> Exercise task
Extract every entry word for word.

> Dataset rows
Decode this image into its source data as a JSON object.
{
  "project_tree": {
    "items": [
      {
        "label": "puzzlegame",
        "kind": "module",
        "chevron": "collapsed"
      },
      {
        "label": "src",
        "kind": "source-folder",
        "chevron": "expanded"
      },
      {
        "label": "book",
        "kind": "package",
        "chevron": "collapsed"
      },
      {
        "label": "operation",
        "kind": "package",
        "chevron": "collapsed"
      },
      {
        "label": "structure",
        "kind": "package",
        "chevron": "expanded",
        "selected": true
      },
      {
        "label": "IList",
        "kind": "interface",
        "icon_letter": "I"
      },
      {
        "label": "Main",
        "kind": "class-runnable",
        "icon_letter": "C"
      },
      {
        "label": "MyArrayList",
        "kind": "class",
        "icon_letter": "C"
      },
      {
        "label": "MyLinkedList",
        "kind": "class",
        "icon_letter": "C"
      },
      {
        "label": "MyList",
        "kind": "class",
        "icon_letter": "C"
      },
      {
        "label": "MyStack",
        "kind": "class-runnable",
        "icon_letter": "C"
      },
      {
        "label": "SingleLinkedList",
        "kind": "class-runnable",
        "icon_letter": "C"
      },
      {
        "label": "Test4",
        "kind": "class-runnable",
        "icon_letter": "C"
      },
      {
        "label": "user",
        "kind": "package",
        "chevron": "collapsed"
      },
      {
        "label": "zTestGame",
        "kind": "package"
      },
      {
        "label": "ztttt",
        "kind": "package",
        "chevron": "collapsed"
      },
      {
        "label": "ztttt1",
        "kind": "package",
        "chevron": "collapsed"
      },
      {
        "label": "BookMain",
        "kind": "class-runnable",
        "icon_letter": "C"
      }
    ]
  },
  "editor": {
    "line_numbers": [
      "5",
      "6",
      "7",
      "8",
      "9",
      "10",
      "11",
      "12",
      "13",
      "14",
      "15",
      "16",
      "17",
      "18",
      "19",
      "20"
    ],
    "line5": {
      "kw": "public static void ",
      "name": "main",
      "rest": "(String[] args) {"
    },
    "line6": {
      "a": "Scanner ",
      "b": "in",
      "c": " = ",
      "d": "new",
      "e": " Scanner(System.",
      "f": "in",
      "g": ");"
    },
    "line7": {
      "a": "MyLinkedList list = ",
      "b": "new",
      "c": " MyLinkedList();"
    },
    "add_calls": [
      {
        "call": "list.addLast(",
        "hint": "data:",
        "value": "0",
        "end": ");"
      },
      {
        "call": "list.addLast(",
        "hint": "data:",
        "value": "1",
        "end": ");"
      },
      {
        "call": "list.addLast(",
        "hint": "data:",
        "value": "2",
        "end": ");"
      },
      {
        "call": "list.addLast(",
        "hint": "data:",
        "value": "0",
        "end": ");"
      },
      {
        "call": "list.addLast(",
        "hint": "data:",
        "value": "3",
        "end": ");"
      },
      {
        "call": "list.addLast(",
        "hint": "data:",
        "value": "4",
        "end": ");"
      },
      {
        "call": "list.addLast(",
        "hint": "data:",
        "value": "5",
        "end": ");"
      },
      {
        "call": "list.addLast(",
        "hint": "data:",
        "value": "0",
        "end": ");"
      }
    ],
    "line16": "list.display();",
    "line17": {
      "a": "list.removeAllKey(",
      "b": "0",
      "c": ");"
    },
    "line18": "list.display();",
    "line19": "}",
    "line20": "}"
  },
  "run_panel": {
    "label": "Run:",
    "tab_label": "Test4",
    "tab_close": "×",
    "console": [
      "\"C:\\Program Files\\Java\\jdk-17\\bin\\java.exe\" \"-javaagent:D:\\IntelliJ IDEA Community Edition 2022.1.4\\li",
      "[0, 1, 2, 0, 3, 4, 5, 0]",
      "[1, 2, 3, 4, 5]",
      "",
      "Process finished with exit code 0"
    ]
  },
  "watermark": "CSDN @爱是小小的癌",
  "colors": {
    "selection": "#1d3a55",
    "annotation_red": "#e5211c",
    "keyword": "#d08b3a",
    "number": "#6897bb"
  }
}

> Solution to this exercise
Decode this image into its source data as a JSON object.
{
  "project_tree": {
    "items": [
      {
        "label": "puzzlegame",
        "kind": "module",
        "chevron": "collapsed"
      },
      {
        "label": "src",
        "kind": "source-folder",
        "chevron": "expanded"
      },
      {
        "label": "book",
        "kind": "package",
        "chevron": "collapsed"
      },
      {
        "label": "operation",
        "kind": "package",
        "chevron": "collapsed"
      },
      {
        "label": "structure",
        "kind": "package",
        "chevron": "expanded",
        "selected": true
      },
      {
        "label": "IList",
        "kind": "interface",
        "icon_letter": "I"
      },
      {
        "label": "Main",
        "kind": "class-runnable",
        "icon_letter": "C"
      },
      {
        "label": "MyArrayList",
        "kind": "class",
        "icon_letter": "C"
      },
      {
        "label": "MyLinkedList",
        "kind": "class",
        "icon_letter": "C"
      },
      {
        "label": "MyList",
        "kind": "class",
        "icon_letter": "C"
      },
      {
        "label": "MyStack",
        "kind": "class-runnable",
        "icon_letter": "C"
      },
      {
        "label": "SingleLinkedList",
        "kind": "class-runnable",
        "icon_letter": "C"
      },
      {
        "label": "Test4",
        "kind": "class-runnable",
        "icon_letter": "C"
      },
      {
        "label": "user",
        "kind": "package",
        "chevron": "collapsed"
      },
      {
        "label": "zTestGame",
        "kind": "package"
      },
      {
        "label": "ztttt",
        "kind": "package",
        "chevron": "collapsed"
      },
      {
        "label": "ztttt1",
        "kind": "package",
        "chevron": "collapsed"
      },
      {
        "label": "BookMain",
        "kind": "class-runnable",
        "icon_letter": "C"
      }
    ]
  },
  "editor": {
    "line_numbers": [
      "5",
      "6",
      "7",
      "8",
      "9",
      "10",
      "11",
      "12",
      "13",
      "14",
      "15",
      "16",
      "17",
      "18",
      "19",
      "20"
    ],
    "line5": {
      "kw": "public static void ",
      "name": "main",
      "rest": "(String[] args) {"
    },
    "line6": {
      "a": "Scanner ",
      "b": "in",
      "c": " = ",
      "d": "new",
      "e": " Scanner(System.",
      "f": "in",
      "g": ");"
    },
    "line7": {
      "a": "MyLinkedList list = ",
      "b": "new",
      "c": " MyLinkedList();"
    },
    "add_calls": [
      {
        "call": "list.addLast(",
        "hint": "data:",
        "value": "0",
        "end": ");"
      },
      {
        "call": "list.addLast(",
        "hint": "data:",
        "value": "1",
        "end": ");"
      },
      {
        "call": "list.addLast(",
        "hint": "data:",
        "value": "2",
        "end": ");"
      },
      {
        "call": "list.addLast(",
        "hint": "data:",
        "value": "0",
        "end": ");"
      },
      {
        "call": "list.addLast(",
        "hint": "data:",
        "value": "3",
        "end": ");"
      },
      {
        "call": "list.addLast(",
        "hint": "data:",
        "value": "4",
        "end": ");"
      },
      {
        "call": "list.addLast(",
        "hint": "data:",
        "value": "5",
        "end": ");"
      },
      {
        "call": "list.addLast(",
        "hint": "data:",
        "value": "0",
        "end": ");"
      }
    ],
    "line16": "list.display();",
    "line17": {
      "a": "list.removeAllKey(",
      "b": "0",
      "c": ");"
    },
    "line18": "list.display();",
    "line19": "}",
    "line20": "}"
  },
  "run_panel": {
    "label": "Run:",
    "tab_label": "Test4",
    "tab_close": "×",
    "console": [
      "\"C:\\Program Files\\Java\\jdk-17\\bin\\java.exe\" \"-javaagent:D:\\IntelliJ IDEA Community Edition 2022.1.4\\li",
      "[0, 1, 2, 0, 3, 4, 5, 0]",
      "[1, 2, 3, 4, 5]",
      "",
      "Process finished with exit code 0"
    ]
  },
  "watermark": "CSDN @爱是小小的癌",
  "colors": {
    "selection": "#1d3a55",
    "annotation_red": "#e5211c",
    "keyword": "#d08b3a",
    "number": "#6897bb"
  }
}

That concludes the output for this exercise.